__WRITTEN PROBLEM__. Read the data and repeat all of it exactly.

__Lines of data__.
--------------------
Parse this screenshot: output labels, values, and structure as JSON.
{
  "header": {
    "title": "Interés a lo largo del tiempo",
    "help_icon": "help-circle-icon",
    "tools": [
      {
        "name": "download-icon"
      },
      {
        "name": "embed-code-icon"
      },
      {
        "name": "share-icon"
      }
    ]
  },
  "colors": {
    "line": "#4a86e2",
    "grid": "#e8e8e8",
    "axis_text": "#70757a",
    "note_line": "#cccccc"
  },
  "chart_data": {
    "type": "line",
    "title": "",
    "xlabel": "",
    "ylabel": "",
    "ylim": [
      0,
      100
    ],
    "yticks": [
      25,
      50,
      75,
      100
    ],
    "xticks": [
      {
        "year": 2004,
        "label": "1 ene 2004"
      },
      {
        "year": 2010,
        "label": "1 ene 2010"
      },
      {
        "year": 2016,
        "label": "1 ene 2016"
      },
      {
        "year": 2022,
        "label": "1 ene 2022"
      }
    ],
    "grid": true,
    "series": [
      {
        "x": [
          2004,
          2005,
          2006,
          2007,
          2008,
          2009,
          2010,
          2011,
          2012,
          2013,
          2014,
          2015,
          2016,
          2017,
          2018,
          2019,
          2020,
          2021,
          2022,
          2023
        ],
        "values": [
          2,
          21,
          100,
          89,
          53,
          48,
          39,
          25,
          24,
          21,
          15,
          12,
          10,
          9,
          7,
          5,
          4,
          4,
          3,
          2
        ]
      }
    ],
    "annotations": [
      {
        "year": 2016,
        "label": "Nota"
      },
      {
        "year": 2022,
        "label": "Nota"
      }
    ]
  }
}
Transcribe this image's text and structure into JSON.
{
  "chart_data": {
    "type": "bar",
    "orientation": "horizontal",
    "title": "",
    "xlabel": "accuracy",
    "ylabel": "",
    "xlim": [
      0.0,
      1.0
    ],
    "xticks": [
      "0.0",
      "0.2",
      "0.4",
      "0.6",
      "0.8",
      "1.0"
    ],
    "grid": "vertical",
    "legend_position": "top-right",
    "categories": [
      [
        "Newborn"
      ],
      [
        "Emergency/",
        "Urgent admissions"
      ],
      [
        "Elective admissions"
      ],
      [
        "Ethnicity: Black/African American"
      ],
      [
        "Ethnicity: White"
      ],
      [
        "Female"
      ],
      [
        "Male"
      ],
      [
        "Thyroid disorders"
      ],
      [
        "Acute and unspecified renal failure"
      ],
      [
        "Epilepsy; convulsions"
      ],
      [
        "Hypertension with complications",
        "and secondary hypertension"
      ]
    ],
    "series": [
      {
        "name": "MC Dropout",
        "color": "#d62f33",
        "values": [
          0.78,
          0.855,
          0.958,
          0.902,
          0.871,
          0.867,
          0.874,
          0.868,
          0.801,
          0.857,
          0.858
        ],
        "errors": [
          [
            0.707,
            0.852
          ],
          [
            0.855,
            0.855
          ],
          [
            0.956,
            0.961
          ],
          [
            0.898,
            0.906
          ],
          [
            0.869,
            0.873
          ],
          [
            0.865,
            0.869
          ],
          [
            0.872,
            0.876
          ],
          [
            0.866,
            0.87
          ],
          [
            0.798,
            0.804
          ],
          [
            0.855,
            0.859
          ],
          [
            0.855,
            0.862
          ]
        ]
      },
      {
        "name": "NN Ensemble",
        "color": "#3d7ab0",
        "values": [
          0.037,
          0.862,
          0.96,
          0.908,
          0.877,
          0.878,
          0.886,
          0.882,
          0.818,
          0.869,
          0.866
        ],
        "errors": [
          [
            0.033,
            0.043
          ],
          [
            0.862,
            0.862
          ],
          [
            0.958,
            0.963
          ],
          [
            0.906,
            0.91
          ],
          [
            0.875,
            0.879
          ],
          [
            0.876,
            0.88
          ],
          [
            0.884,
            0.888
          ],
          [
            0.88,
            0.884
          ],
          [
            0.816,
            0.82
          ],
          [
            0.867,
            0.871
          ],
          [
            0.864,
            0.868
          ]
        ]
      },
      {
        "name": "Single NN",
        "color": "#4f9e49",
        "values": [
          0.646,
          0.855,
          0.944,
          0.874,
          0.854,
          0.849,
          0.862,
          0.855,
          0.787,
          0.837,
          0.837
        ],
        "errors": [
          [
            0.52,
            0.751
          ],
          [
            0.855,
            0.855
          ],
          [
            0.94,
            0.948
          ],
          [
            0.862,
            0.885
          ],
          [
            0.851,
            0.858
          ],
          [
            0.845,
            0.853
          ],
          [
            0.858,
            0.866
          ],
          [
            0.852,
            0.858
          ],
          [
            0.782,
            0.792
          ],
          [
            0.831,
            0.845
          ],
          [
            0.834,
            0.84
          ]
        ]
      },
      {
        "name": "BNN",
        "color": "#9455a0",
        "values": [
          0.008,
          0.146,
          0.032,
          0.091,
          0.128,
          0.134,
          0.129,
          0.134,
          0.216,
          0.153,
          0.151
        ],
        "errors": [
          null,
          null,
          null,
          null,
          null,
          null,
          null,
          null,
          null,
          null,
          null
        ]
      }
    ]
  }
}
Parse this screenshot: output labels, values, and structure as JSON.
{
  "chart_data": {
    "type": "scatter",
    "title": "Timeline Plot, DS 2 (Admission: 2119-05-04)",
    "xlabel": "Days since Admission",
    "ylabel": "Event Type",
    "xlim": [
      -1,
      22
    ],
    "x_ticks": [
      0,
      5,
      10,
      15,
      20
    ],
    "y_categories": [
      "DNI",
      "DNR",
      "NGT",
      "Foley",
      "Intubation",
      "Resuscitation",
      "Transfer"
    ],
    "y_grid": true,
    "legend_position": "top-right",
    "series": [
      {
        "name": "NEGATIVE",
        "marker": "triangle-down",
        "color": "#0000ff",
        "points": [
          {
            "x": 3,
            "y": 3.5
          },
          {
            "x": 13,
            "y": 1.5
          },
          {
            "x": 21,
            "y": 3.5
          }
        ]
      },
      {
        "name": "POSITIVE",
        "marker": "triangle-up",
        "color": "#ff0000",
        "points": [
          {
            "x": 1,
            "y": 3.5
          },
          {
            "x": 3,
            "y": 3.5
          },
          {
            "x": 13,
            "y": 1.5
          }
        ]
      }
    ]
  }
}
--------------------
__EXPECTED ANSWER__.
Parse this screenshot: output labels, values, and structure as JSON.
{
  "header": {
    "title": "Interés a lo largo del tiempo",
    "help_icon": "help-circle-icon",
    "tools": [
      {
        "name": "download-icon"
      },
      {
        "name": "embed-code-icon"
      },
      {
        "name": "share-icon"
      }
    ]
  },
  "colors": {
    "line": "#4a86e2",
    "grid": "#e8e8e8",
    "axis_text": "#70757a",
    "note_line": "#cccccc"
  },
  "chart_data": {
    "type": "line",
    "title": "",
    "xlabel": "",
    "ylabel": "",
    "ylim": [
      0,
      100
    ],
    "yticks": [
      25,
      50,
      75,
      100
    ],
    "xticks": [
      {
        "year": 2004,
        "label": "1 ene 2004"
      },
      {
        "year": 2010,
        "label": "1 ene 2010"
      },
      {
        "year": 2016,
        "label": "1 ene 2016"
      },
      {
        "year": 2022,
        "label": "1 ene 2022"
      }
    ],
    "grid": true,
    "series": [
      {
        "x": [
          2004,
          2005,
          2006,
          2007,
          2008,
          2009,
          2010,
          2011,
          2012,
          2013,
          2014,
          2015,
          2016,
          2017,
          2018,
          2019,
          2020,
          2021,
          2022,
          2023
        ],
        "values": [
          2,
          21,
          100,
          89,
          53,
          48,
          39,
          25,
          24,
          21,
          15,
          12,
          10,
          9,
          7,
          5,
          4,
          4,
          3,
          2
        ]
      }
    ],
    "annotations": [
      {
        "year": 2016,
        "label": "Nota"
      },
      {
        "year": 2022,
        "label": "Nota"
      }
    ]
  }
}
Transcribe this image's text and structure into JSON.
{
  "chart_data": {
    "type": "bar",
    "orientation": "horizontal",
    "title": "",
    "xlabel": "accuracy",
    "ylabel": "",
    "xlim": [
      0.0,
      1.0
    ],
    "xticks": [
      "0.0",
      "0.2",
      "0.4",
      "0.6",
      "0.8",
      "1.0"
    ],
    "grid": "vertical",
    "legend_position": "top-right",
    "categories": [
      [
        "Newborn"
      ],
      [
        "Emergency/",
        "Urgent admissions"
      ],
      [
        "Elective admissions"
      ],
      [
        "Ethnicity: Black/African American"
      ],
      [
        "Ethnicity: White"
      ],
      [
        "Female"
      ],
      [
        "Male"
      ],
      [
        "Thyroid disorders"
      ],
      [
        "Acute and unspecified renal failure"
      ],
      [
        "Epilepsy; convulsions"
      ],
      [
        "Hypertension with complications",
        "and secondary hypertension"
      ]
    ],
    "series": [
      {
        "name": "MC Dropout",
        "color": "#d62f33",
        "values": [
          0.78,
          0.855,
          0.958,
          0.902,
          0.871,
          0.867,
          0.874,
          0.868,
          0.801,
          0.857,
          0.858
        ],
        "errors": [
          [
            0.707,
            0.852
          ],
          [
            0.855,
            0.855
          ],
          [
            0.956,
            0.961
          ],
          [
            0.898,
            0.906
          ],
          [
            0.869,
            0.873
          ],
          [
            0.865,
            0.869
          ],
          [
            0.872,
            0.876
          ],
          [
            0.866,
            0.87
          ],
          [
            0.798,
            0.804
          ],
          [
            0.855,
            0.859
          ],
          [
            0.855,
            0.862
          ]
        ]
      },
      {
        "name": "NN Ensemble",
        "color": "#3d7ab0",
        "values": [
          0.037,
          0.862,
          0.96,
          0.908,
          0.877,
          0.878,
          0.886,
          0.882,
          0.818,
          0.869,
          0.866
        ],
        "errors": [
          [
            0.033,
            0.043
          ],
          [
            0.862,
            0.862
          ],
          [
            0.958,
            0.963
          ],
          [
            0.906,
            0.91
          ],
          [
            0.875,
            0.879
          ],
          [
            0.876,
            0.88
          ],
          [
            0.884,
            0.888
          ],
          [
            0.88,
            0.884
          ],
          [
            0.816,
            0.82
          ],
          [
            0.867,
            0.871
          ],
          [
            0.864,
            0.868
          ]
        ]
      },
      {
        "name": "Single NN",
        "color": "#4f9e49",
        "values": [
          0.646,
          0.855,
          0.944,
          0.874,
          0.854,
          0.849,
          0.862,
          0.855,
          0.787,
          0.837,
          0.837
        ],
        "errors": [
          [
            0.52,
            0.751
          ],
          [
            0.855,
            0.855
          ],
          [
            0.94,
            0.948
          ],
          [
            0.862,
            0.885
          ],
          [
            0.851,
            0.858
          ],
          [
            0.845,
            0.853
          ],
          [
            0.858,
            0.866
          ],
          [
            0.852,
            0.858
          ],
          [
            0.782,
            0.792
          ],
          [
            0.831,
            0.845
          ],
          [
            0.834,
            0.84
          ]
        ]
      },
      {
        "name": "BNN",
        "color": "#9455a0",
        "values": [
          0.008,
          0.146,
          0.032,
          0.091,
          0.128,
          0.134,
          0.129,
          0.134,
          0.216,
          0.153,
          0.151
        ],
        "errors": [
          null,
          null,
          null,
          null,
          null,
          null,
          null,
          null,
          null,
          null,
          null
        ]
      }
    ]
  }
}
Parse this screenshot: output labels, values, and structure as JSON.
{
  "chart_data": {
    "type": "scatter",
    "title": "Timeline Plot, DS 2 (Admission: 2119-05-04)",
    "xlabel": "Days since Admission",
    "ylabel": "Event Type",
    "xlim": [
      -1,
      22
    ],
    "x_ticks": [
      0,
      5,
      10,
      15,
      20
    ],
    "y_categories": [
      "DNI",
      "DNR",
      "NGT",
      "Foley",
      "Intubation",
      "Resuscitation",
      "Transfer"
    ],
    "y_grid": true,
    "legend_position": "top-right",
    "series": [
      {
        "name": "NEGATIVE",
        "marker": "triangle-down",
        "color": "#0000ff",
        "points": [
          {
            "x": 3,
            "y": 3.5
          },
          {
            "x": 13,
            "y": 1.5
          },
          {
            "x": 21,
            "y": 3.5
          }
        ]
      },
      {
        "name": "POSITIVE",
        "marker": "triangle-up",
        "color": "#ff0000",
        "points": [
          {
            "x": 1,
            "y": 3.5
          },
          {
            "x": 3,
            "y": 3.5
          },
          {
            "x": 13,
            "y": 1.5
          }
        ]
      }
    ]
  }
}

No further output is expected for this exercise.